**ABOUT THIS TASK:** Where the data below has the string "significance", return the whole line.

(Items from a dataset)

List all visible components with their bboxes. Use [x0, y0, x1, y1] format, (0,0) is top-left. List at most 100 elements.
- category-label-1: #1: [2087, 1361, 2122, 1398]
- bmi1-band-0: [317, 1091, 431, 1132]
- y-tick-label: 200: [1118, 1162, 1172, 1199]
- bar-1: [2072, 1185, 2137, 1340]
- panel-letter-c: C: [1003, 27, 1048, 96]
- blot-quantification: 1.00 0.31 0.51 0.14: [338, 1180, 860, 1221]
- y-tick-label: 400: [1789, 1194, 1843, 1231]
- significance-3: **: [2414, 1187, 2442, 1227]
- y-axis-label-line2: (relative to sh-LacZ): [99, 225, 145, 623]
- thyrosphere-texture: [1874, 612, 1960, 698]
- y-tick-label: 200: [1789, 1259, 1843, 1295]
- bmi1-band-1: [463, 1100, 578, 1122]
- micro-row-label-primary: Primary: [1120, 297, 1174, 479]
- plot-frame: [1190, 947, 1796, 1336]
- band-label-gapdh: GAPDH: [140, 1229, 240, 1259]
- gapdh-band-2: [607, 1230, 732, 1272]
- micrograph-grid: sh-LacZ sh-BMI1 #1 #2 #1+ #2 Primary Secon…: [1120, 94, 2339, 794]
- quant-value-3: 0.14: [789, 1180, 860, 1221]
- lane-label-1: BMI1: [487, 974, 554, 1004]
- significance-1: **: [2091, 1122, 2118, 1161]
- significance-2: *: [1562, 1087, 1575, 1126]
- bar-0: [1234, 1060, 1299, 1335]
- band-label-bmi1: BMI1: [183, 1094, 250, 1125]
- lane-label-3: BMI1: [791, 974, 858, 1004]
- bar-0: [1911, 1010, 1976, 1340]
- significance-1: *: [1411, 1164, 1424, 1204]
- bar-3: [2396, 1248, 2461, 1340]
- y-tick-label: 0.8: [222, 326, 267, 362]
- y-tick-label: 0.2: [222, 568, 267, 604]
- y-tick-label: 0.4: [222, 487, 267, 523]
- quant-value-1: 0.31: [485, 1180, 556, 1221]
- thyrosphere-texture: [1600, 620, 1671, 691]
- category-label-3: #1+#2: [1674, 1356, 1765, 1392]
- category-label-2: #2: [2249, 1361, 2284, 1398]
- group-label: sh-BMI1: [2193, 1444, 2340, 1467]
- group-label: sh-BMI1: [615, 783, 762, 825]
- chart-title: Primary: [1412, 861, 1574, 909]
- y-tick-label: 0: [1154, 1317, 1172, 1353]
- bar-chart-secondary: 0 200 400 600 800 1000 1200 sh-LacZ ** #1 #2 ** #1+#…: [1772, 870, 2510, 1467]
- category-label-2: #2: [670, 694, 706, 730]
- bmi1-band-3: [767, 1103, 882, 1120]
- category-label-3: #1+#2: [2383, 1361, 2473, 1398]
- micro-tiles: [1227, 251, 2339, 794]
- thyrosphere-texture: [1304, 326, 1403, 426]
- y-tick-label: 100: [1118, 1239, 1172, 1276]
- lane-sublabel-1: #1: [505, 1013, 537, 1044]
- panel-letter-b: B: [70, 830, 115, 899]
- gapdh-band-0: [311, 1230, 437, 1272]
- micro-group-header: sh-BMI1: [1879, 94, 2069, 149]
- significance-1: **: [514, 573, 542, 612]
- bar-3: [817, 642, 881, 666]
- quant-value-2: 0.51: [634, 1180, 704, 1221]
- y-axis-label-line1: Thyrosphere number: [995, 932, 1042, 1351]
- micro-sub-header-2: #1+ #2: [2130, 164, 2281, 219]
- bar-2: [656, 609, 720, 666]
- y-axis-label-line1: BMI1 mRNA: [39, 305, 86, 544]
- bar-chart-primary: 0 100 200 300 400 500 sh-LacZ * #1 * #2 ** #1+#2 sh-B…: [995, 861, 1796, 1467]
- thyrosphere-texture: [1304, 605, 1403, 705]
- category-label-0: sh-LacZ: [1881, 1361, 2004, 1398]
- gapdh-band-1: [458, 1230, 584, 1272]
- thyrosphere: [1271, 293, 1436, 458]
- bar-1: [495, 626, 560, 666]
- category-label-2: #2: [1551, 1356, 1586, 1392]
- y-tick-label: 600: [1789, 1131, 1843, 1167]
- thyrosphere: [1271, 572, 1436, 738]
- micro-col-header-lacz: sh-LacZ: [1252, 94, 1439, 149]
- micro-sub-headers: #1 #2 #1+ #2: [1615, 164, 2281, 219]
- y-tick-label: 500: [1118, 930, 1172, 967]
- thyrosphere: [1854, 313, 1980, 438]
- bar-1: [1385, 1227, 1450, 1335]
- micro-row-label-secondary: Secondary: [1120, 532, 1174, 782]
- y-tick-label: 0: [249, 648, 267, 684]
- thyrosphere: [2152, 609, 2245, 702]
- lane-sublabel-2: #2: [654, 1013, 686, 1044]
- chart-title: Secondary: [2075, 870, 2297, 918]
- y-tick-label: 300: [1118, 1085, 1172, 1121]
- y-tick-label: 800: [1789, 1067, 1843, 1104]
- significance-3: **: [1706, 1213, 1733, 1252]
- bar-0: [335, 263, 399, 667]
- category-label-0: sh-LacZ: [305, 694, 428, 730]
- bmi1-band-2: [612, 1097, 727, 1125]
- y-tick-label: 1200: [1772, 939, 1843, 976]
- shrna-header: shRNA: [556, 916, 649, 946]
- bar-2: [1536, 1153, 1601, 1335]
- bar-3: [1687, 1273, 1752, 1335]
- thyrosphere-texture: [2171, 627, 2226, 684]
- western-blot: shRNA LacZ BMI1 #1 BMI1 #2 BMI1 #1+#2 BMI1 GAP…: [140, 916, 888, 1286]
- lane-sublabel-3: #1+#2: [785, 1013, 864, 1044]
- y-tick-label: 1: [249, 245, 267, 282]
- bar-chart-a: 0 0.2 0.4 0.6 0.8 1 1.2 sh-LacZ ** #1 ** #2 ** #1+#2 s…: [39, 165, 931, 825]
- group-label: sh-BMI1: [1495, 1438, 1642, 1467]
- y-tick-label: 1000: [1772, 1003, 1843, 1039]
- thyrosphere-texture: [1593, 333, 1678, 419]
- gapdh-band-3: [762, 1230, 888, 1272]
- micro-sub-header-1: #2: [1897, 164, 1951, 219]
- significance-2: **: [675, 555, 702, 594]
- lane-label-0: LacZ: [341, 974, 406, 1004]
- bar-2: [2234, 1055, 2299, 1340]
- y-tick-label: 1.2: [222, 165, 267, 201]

**RESULT OF THIS TASK:**
- significance-3: **: [2414, 1187, 2442, 1227]
- significance-1: **: [2091, 1122, 2118, 1161]
- significance-2: *: [1562, 1087, 1575, 1126]
- significance-1: *: [1411, 1164, 1424, 1204]
- significance-1: **: [514, 573, 542, 612]
- significance-3: **: [1706, 1213, 1733, 1252]
- significance-2: **: [675, 555, 702, 594]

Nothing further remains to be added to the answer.